Figure data in JSON.
*****

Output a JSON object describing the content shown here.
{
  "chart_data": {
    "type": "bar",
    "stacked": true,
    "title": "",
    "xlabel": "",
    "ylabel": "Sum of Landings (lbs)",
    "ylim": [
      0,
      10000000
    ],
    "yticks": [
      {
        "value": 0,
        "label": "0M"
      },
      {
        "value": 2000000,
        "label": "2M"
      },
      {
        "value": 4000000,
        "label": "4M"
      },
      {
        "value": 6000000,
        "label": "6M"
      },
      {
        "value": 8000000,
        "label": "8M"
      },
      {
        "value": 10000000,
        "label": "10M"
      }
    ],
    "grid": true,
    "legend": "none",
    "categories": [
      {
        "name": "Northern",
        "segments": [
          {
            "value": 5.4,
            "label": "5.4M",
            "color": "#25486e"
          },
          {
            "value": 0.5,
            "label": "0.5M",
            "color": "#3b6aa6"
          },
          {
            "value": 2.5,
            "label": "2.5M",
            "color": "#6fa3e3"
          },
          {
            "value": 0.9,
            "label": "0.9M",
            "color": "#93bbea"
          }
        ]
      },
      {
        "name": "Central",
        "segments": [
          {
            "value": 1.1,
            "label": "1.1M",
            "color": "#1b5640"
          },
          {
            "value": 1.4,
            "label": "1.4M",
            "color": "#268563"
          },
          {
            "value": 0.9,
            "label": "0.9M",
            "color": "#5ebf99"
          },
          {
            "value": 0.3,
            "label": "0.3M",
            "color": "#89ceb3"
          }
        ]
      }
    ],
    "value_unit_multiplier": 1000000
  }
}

*****

Directions.
Return every line holding the word "color" from the records.

Expected output.
            "color": "#25486e"
            "color": "#3b6aa6"
            "color": "#6fa3e3"
            "color": "#93bbea"
            "color": "#1b5640"
            "color": "#268563"
            "color": "#5ebf99"
            "color": "#89ceb3"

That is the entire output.